**TASK GOAL**.
Only lines holding the word "color" should be copied from the material.

[Stored data]
--------------------------------------------------
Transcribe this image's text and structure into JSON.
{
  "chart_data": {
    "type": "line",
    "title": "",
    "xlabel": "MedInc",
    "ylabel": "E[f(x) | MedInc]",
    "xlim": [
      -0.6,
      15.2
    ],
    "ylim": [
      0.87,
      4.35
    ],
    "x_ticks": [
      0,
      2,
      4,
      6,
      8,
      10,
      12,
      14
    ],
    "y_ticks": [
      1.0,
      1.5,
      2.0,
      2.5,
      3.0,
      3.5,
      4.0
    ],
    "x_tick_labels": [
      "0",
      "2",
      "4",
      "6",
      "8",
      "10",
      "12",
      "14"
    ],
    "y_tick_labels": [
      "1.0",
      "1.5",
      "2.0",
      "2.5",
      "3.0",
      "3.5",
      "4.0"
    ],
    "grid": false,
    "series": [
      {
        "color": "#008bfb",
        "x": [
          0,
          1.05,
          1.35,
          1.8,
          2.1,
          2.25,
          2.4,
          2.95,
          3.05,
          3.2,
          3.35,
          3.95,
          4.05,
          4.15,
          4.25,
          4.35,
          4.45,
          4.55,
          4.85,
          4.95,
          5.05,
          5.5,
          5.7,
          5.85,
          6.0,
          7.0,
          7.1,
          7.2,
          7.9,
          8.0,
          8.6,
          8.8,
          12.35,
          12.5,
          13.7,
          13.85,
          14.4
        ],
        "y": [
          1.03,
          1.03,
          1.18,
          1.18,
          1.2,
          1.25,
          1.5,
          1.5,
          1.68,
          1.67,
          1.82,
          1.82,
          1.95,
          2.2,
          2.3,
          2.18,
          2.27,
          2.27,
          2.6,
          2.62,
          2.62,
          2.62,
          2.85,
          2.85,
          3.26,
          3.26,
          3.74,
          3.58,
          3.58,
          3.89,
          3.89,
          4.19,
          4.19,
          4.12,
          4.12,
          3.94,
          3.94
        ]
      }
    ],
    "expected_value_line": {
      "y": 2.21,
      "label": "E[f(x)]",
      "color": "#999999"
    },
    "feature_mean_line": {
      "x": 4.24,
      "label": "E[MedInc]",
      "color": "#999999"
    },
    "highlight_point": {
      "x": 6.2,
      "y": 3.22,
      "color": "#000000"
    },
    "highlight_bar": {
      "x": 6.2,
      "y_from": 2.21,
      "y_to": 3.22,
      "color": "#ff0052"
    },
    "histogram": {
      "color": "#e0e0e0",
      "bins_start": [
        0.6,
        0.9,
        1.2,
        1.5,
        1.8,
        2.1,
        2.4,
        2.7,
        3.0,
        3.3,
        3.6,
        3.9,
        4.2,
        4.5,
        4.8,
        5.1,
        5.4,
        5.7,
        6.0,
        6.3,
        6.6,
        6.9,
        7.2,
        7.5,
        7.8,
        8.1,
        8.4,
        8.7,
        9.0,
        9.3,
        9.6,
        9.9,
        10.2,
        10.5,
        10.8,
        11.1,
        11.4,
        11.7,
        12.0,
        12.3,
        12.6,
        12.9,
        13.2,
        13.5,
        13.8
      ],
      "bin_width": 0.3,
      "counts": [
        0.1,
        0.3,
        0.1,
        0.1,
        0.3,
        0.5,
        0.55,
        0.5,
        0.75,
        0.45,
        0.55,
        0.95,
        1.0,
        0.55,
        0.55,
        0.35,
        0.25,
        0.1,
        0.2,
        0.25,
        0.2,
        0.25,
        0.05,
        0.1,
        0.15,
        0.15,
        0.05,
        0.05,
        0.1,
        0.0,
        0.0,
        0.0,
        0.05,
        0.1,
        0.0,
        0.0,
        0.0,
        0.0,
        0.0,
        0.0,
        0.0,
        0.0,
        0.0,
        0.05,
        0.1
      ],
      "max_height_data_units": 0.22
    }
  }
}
--------------------------------------------------
**ANSWER TO THIS TASK**.
        "color": "#008bfb",
      "color": "#999999"
      "color": "#999999"
      "color": "#000000"
      "color": "#ff0052"
      "color": "#e0e0e0",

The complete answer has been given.